■ **EXERCISE OBJECTIVE**
Locate the string "title" throughout the material and copy every line in which it occurs.

■ **EXCERPTED DATA**
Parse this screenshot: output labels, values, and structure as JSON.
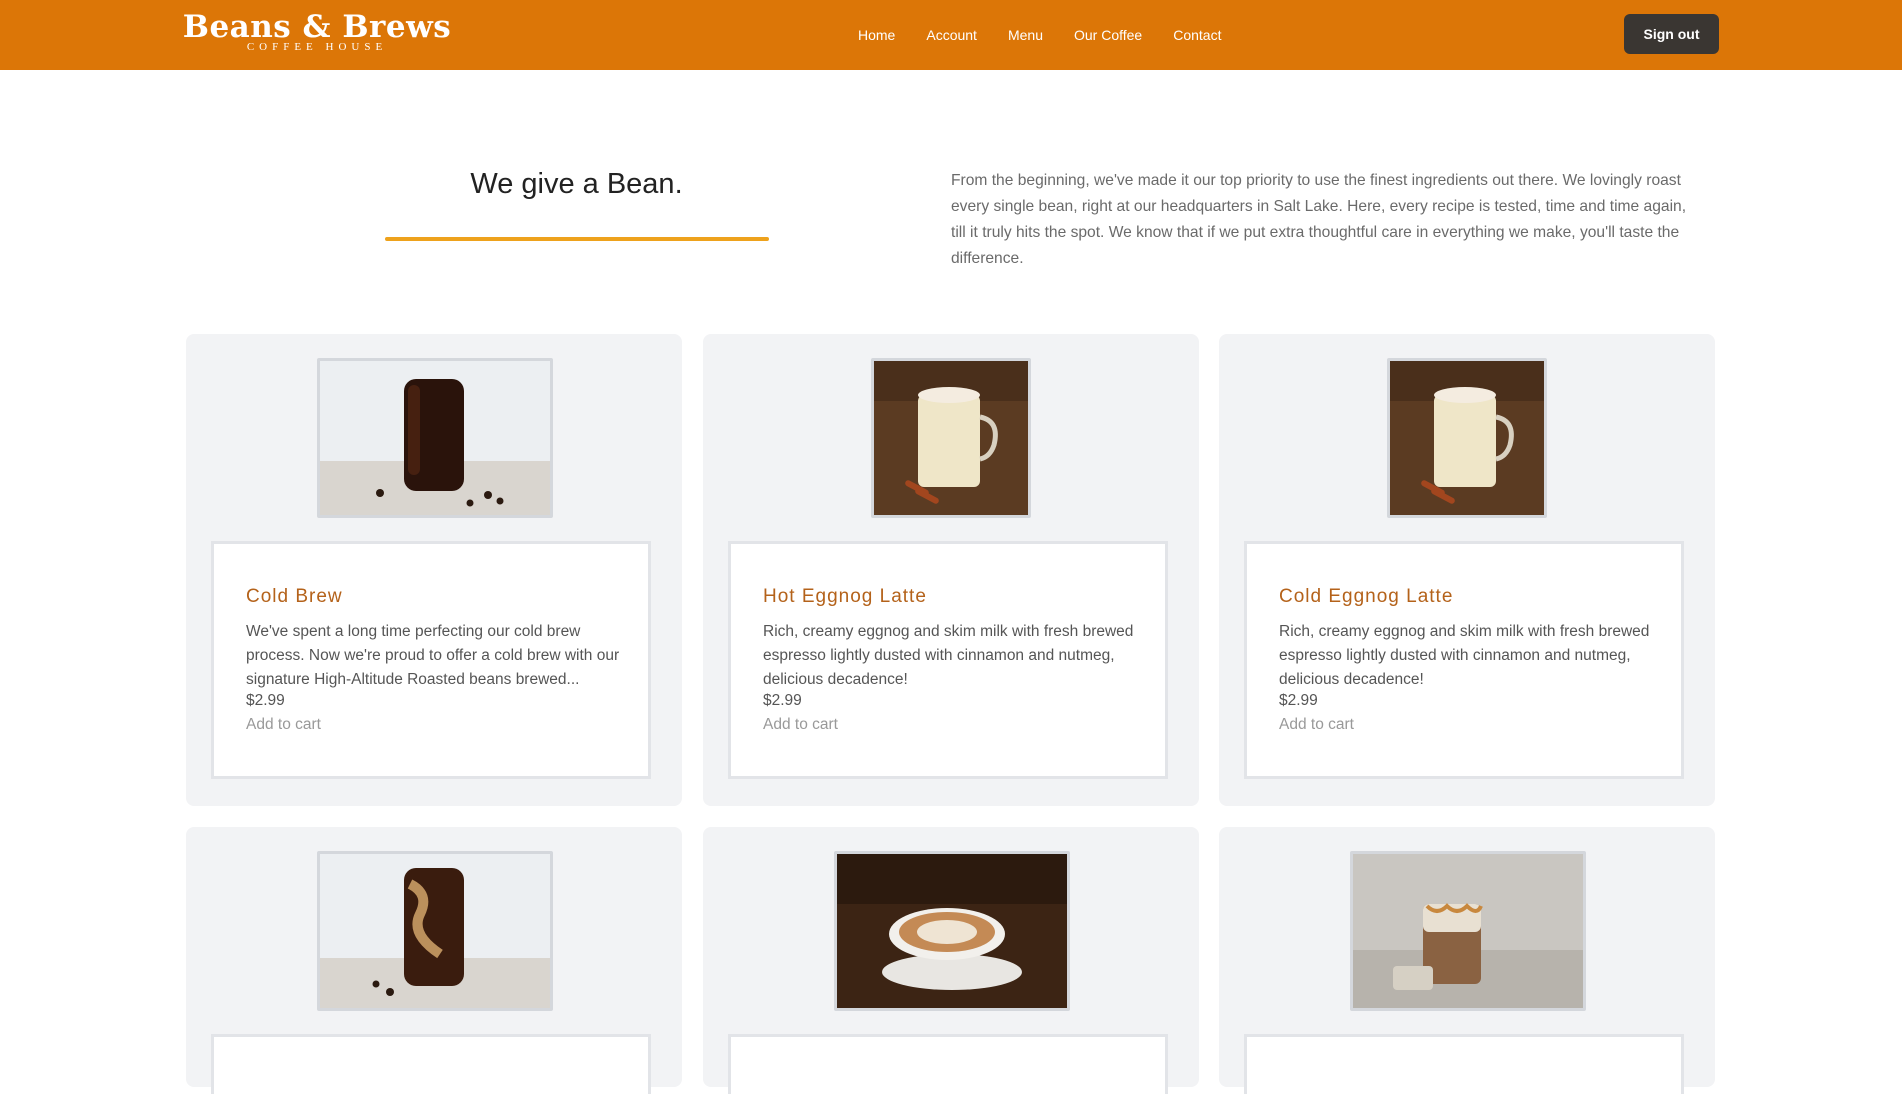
{
  "header": {
    "logo_main": "Beans & Brews",
    "logo_sub": "COFFEE HOUSE",
    "nav": [
      "Home",
      "Account",
      "Menu",
      "Our Coffee",
      "Contact"
    ],
    "signout_label": "Sign out",
    "bar_color": "#dc7607"
  },
  "intro": {
    "title": "We give a Bean.",
    "text": "From the beginning, we've made it our top priority to use the finest ingredients out there. We lovingly roast every single bean, right at our headquarters in Salt Lake. Here, every recipe is tested, time and time again, till it truly hits the spot. We know that if we put extra thoughtful care in everything we make, you'll taste the difference.",
    "accent_color": "#eea21c"
  },
  "cards": [
    {
      "title": "Cold Brew",
      "desc": "We've spent a long time perfecting our cold brew process. Now we're proud to offer a cold brew with our signature High-Altitude Roasted beans brewed...",
      "price": "$2.99",
      "cart": "Add to cart",
      "image": "cold-brew-photo"
    },
    {
      "title": "Hot Eggnog Latte",
      "desc": "Rich, creamy eggnog and skim milk with fresh brewed espresso lightly dusted with cinnamon and nutmeg, delicious decadence!",
      "price": "$2.99",
      "cart": "Add to cart",
      "image": "hot-eggnog-latte-photo"
    },
    {
      "title": "Cold Eggnog Latte",
      "desc": "Rich, creamy eggnog and skim milk with fresh brewed espresso lightly dusted with cinnamon and nutmeg, delicious decadence!",
      "price": "$2.99",
      "cart": "Add to cart",
      "image": "cold-eggnog-latte-photo"
    },
    {
      "image": "iced-coffee-photo"
    },
    {
      "image": "cappuccino-photo"
    },
    {
      "image": "caramel-macchiato-photo"
    }
  ]
}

■ **OUTPUT OF THE TASK**
    "title": "We give a Bean.",
      "title": "Cold Brew",
      "title": "Hot Eggnog Latte",
      "title": "Cold Eggnog Latte",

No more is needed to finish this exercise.